SHORT TASK: Isolate every line in the records below with "content" in it.
--- Start of DATA PROVIDED ---
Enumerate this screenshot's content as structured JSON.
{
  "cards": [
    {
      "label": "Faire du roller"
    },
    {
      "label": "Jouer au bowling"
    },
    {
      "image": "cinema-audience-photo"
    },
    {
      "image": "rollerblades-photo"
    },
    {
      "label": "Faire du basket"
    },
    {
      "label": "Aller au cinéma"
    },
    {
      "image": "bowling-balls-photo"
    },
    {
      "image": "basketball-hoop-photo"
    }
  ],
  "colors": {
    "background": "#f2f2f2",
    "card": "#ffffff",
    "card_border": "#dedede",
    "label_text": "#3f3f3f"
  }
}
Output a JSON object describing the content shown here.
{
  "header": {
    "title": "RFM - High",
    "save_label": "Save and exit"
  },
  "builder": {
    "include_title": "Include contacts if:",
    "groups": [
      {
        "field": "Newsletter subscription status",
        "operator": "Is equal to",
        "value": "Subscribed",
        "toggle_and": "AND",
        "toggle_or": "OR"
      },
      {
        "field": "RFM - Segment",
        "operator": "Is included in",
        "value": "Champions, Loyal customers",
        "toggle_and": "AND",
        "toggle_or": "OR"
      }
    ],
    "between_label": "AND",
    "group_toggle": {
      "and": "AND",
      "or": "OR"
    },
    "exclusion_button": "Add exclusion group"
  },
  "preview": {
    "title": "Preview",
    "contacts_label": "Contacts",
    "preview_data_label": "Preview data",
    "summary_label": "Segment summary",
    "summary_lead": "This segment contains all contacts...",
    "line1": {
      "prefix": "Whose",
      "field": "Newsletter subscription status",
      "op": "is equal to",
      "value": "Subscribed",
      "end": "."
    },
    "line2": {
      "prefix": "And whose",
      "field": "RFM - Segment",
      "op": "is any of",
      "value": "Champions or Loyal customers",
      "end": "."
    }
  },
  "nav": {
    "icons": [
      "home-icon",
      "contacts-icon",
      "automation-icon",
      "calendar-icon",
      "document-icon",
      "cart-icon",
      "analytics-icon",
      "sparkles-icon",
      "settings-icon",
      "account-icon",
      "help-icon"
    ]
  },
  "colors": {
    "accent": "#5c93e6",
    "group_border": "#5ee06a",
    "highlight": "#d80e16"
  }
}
--- End of DATA PROVIDED ---
COMPLETED TASK:
Enumerate this screenshot's content as structured JSON.
Output a JSON object describing the content shown here.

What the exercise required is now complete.